Identify the line in which "OCR this image." appears, then reproduce that line and all remaining lines of the records word for word.

Data provided >>
....
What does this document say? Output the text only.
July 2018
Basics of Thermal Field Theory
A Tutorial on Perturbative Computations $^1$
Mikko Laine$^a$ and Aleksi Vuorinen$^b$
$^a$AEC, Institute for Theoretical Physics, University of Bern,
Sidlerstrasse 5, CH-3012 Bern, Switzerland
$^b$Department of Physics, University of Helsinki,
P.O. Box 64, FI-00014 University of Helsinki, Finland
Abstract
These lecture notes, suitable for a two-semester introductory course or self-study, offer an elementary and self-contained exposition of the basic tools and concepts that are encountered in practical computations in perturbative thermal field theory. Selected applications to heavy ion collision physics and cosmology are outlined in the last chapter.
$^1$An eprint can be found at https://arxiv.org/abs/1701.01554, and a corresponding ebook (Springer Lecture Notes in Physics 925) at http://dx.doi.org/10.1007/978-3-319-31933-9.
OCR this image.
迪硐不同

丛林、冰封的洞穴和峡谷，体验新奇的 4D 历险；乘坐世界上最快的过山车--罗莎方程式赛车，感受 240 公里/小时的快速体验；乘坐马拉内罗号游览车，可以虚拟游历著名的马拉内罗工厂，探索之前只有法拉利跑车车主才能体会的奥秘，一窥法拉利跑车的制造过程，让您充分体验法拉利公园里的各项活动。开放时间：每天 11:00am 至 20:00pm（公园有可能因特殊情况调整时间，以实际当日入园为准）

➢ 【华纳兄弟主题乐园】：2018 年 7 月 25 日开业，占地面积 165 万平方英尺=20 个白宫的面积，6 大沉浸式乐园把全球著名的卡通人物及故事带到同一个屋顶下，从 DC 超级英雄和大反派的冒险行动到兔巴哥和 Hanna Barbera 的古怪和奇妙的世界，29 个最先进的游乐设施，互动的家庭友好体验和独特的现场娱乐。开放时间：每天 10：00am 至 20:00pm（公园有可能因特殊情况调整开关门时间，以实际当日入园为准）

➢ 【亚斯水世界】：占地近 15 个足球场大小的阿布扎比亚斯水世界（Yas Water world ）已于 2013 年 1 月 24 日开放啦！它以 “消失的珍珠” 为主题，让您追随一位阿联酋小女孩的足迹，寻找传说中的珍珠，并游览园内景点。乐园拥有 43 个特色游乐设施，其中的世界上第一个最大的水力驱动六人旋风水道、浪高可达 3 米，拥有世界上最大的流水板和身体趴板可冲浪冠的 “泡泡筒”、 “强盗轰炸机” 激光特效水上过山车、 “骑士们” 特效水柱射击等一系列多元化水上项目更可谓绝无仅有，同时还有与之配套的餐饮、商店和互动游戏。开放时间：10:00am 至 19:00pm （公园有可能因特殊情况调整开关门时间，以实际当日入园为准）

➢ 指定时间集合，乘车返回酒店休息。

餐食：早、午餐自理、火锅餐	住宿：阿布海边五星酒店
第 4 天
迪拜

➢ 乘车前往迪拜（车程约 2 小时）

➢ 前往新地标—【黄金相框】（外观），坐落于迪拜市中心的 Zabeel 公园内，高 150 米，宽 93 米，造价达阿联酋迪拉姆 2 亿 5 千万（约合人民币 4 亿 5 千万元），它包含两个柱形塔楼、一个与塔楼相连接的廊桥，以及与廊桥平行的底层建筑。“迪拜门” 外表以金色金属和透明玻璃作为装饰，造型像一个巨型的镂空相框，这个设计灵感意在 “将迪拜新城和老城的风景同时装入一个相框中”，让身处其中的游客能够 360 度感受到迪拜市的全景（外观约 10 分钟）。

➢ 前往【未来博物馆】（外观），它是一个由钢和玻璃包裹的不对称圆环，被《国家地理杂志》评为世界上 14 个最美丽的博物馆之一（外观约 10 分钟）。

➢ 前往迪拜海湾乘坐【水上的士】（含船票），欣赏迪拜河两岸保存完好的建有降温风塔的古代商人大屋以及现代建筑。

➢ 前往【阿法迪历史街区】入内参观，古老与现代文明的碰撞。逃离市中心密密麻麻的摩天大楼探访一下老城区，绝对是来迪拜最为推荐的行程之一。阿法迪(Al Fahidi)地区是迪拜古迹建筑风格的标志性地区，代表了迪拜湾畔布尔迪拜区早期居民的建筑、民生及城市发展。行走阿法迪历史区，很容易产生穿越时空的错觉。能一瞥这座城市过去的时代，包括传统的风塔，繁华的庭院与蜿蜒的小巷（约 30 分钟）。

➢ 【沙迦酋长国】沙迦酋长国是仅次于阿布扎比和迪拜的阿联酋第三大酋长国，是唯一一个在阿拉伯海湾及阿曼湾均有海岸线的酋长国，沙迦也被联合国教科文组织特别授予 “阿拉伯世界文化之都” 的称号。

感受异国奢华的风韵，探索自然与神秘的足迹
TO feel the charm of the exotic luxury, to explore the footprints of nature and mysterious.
....
Task output >>
OCR this image.
迪硐不同

丛林、冰封的洞穴和峡谷，体验新奇的 4D 历险；乘坐世界上最快的过山车--罗莎方程式赛车，感受 240 公里/小时的快速体验；乘坐马拉内罗号游览车，可以虚拟游历著名的马拉内罗工厂，探索之前只有法拉利跑车车主才能体会的奥秘，一窥法拉利跑车的制造过程，让您充分体验法拉利公园里的各项活动。开放时间：每天 11:00am 至 20:00pm（公园有可能因特殊情况调整时间，以实际当日入园为准）

➢ 【华纳兄弟主题乐园】：2018 年 7 月 25 日开业，占地面积 165 万平方英尺=20 个白宫的面积，6 大沉浸式乐园把全球著名的卡通人物及故事带到同一个屋顶下，从 DC 超级英雄和大反派的冒险行动到兔巴哥和 Hanna Barbera 的古怪和奇妙的世界，29 个最先进的游乐设施，互动的家庭友好体验和独特的现场娱乐。开放时间：每天 10：00am 至 20:00pm（公园有可能因特殊情况调整开关门时间，以实际当日入园为准）

➢ 【亚斯水世界】：占地近 15 个足球场大小的阿布扎比亚斯水世界（Yas Water world ）已于 2013 年 1 月 24 日开放啦！它以 “消失的珍珠” 为主题，让您追随一位阿联酋小女孩的足迹，寻找传说中的珍珠，并游览园内景点。乐园拥有 43 个特色游乐设施，其中的世界上第一个最大的水力驱动六人旋风水道、浪高可达 3 米，拥有世界上最大的流水板和身体趴板可冲浪冠的 “泡泡筒”、 “强盗轰炸机” 激光特效水上过山车、 “骑士们” 特效水柱射击等一系列多元化水上项目更可谓绝无仅有，同时还有与之配套的餐饮、商店和互动游戏。开放时间：10:00am 至 19:00pm （公园有可能因特殊情况调整开关门时间，以实际当日入园为准）

➢ 指定时间集合，乘车返回酒店休息。

餐食：早、午餐自理、火锅餐	住宿：阿布海边五星酒店
第 4 天
迪拜

➢ 乘车前往迪拜（车程约 2 小时）

➢ 前往新地标—【黄金相框】（外观），坐落于迪拜市中心的 Zabeel 公园内，高 150 米，宽 93 米，造价达阿联酋迪拉姆 2 亿 5 千万（约合人民币 4 亿 5 千万元），它包含两个柱形塔楼、一个与塔楼相连接的廊桥，以及与廊桥平行的底层建筑。“迪拜门” 外表以金色金属和透明玻璃作为装饰，造型像一个巨型的镂空相框，这个设计灵感意在 “将迪拜新城和老城的风景同时装入一个相框中”，让身处其中的游客能够 360 度感受到迪拜市的全景（外观约 10 分钟）。

➢ 前往【未来博物馆】（外观），它是一个由钢和玻璃包裹的不对称圆环，被《国家地理杂志》评为世界上 14 个最美丽的博物馆之一（外观约 10 分钟）。

➢ 前往迪拜海湾乘坐【水上的士】（含船票），欣赏迪拜河两岸保存完好的建有降温风塔的古代商人大屋以及现代建筑。

➢ 前往【阿法迪历史街区】入内参观，古老与现代文明的碰撞。逃离市中心密密麻麻的摩天大楼探访一下老城区，绝对是来迪拜最为推荐的行程之一。阿法迪(Al Fahidi)地区是迪拜古迹建筑风格的标志性地区，代表了迪拜湾畔布尔迪拜区早期居民的建筑、民生及城市发展。行走阿法迪历史区，很容易产生穿越时空的错觉。能一瞥这座城市过去的时代，包括传统的风塔，繁华的庭院与蜿蜒的小巷（约 30 分钟）。

➢ 【沙迦酋长国】沙迦酋长国是仅次于阿布扎比和迪拜的阿联酋第三大酋长国，是唯一一个在阿拉伯海湾及阿曼湾均有海岸线的酋长国，沙迦也被联合国教科文组织特别授予 “阿拉伯世界文化之都” 的称号。

感受异国奢华的风韵，探索自然与神秘的足迹
TO feel the charm of the exotic luxury, to explore the footprints of nature and mysterious.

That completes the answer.